Nothing may be dropped or altered: reproduce all the data.

Data records:
* BEGIN *
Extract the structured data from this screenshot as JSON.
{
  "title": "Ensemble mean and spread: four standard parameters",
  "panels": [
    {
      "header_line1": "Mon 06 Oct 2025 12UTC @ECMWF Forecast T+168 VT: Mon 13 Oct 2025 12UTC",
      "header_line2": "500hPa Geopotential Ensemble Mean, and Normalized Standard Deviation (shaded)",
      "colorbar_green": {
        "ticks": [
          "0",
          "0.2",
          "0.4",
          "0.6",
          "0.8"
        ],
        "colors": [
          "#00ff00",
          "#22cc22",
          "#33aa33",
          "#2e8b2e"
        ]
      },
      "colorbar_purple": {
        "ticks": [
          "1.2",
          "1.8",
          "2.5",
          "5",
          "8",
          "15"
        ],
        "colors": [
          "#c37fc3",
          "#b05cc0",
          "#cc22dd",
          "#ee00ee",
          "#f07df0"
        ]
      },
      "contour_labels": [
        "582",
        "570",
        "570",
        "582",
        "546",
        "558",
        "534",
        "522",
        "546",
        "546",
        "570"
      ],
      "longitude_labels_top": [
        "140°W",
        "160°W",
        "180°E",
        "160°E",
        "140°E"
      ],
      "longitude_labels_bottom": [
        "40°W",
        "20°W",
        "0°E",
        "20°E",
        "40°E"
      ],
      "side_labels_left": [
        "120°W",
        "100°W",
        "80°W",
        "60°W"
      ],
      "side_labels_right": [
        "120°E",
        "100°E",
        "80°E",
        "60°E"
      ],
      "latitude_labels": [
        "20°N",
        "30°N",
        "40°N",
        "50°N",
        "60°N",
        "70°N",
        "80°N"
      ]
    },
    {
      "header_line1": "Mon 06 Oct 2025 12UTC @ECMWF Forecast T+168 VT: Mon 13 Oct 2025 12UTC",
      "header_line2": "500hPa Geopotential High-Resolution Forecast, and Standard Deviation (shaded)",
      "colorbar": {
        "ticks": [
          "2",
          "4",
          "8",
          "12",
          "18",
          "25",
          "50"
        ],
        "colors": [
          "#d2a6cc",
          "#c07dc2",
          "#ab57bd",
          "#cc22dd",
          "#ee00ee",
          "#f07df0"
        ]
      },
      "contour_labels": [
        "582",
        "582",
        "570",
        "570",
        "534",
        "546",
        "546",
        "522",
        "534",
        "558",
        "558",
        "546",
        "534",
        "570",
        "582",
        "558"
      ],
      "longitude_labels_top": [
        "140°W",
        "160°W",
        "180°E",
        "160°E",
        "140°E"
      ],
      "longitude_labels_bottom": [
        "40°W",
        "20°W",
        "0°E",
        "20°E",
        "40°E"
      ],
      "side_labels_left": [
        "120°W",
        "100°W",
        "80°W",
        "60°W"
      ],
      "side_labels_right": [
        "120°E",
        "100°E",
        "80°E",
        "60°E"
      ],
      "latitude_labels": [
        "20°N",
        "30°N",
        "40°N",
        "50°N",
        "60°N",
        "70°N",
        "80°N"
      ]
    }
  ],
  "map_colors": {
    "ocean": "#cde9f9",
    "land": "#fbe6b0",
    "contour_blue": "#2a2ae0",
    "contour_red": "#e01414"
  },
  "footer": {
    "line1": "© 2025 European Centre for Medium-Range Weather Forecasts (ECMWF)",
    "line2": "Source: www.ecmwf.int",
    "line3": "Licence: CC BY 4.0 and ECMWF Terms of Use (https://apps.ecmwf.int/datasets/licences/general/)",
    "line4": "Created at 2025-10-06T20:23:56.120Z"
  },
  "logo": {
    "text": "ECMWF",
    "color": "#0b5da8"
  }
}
* END *
• _TASK RESPONSE_
Extract the structured data from this screenshot as JSON.
{
  "title": "Ensemble mean and spread: four standard parameters",
  "panels": [
    {
      "header_line1": "Mon 06 Oct 2025 12UTC @ECMWF Forecast T+168 VT: Mon 13 Oct 2025 12UTC",
      "header_line2": "500hPa Geopotential Ensemble Mean, and Normalized Standard Deviation (shaded)",
      "colorbar_green": {
        "ticks": [
          "0",
          "0.2",
          "0.4",
          "0.6",
          "0.8"
        ],
        "colors": [
          "#00ff00",
          "#22cc22",
          "#33aa33",
          "#2e8b2e"
        ]
      },
      "colorbar_purple": {
        "ticks": [
          "1.2",
          "1.8",
          "2.5",
          "5",
          "8",
          "15"
        ],
        "colors": [
          "#c37fc3",
          "#b05cc0",
          "#cc22dd",
          "#ee00ee",
          "#f07df0"
        ]
      },
      "contour_labels": [
        "582",
        "570",
        "570",
        "582",
        "546",
        "558",
        "534",
        "522",
        "546",
        "546",
        "570"
      ],
      "longitude_labels_top": [
        "140°W",
        "160°W",
        "180°E",
        "160°E",
        "140°E"
      ],
      "longitude_labels_bottom": [
        "40°W",
        "20°W",
        "0°E",
        "20°E",
        "40°E"
      ],
      "side_labels_left": [
        "120°W",
        "100°W",
        "80°W",
        "60°W"
      ],
      "side_labels_right": [
        "120°E",
        "100°E",
        "80°E",
        "60°E"
      ],
      "latitude_labels": [
        "20°N",
        "30°N",
        "40°N",
        "50°N",
        "60°N",
        "70°N",
        "80°N"
      ]
    },
    {
      "header_line1": "Mon 06 Oct 2025 12UTC @ECMWF Forecast T+168 VT: Mon 13 Oct 2025 12UTC",
      "header_line2": "500hPa Geopotential High-Resolution Forecast, and Standard Deviation (shaded)",
      "colorbar": {
        "ticks": [
          "2",
          "4",
          "8",
          "12",
          "18",
          "25",
          "50"
        ],
        "colors": [
          "#d2a6cc",
          "#c07dc2",
          "#ab57bd",
          "#cc22dd",
          "#ee00ee",
          "#f07df0"
        ]
      },
      "contour_labels": [
        "582",
        "582",
        "570",
        "570",
        "534",
        "546",
        "546",
        "522",
        "534",
        "558",
        "558",
        "546",
        "534",
        "570",
        "582",
        "558"
      ],
      "longitude_labels_top": [
        "140°W",
        "160°W",
        "180°E",
        "160°E",
        "140°E"
      ],
      "longitude_labels_bottom": [
        "40°W",
        "20°W",
        "0°E",
        "20°E",
        "40°E"
      ],
      "side_labels_left": [
        "120°W",
        "100°W",
        "80°W",
        "60°W"
      ],
      "side_labels_right": [
        "120°E",
        "100°E",
        "80°E",
        "60°E"
      ],
      "latitude_labels": [
        "20°N",
        "30°N",
        "40°N",
        "50°N",
        "60°N",
        "70°N",
        "80°N"
      ]
    }
  ],
  "map_colors": {
    "ocean": "#cde9f9",
    "land": "#fbe6b0",
    "contour_blue": "#2a2ae0",
    "contour_red": "#e01414"
  },
  "footer": {
    "line1": "© 2025 European Centre for Medium-Range Weather Forecasts (ECMWF)",
    "line2": "Source: www.ecmwf.int",
    "line3": "Licence: CC BY 4.0 and ECMWF Terms of Use (https://apps.ecmwf.int/datasets/licences/general/)",
    "line4": "Created at 2025-10-06T20:23:56.120Z"
  },
  "logo": {
    "text": "ECMWF",
    "color": "#0b5da8"
  }
}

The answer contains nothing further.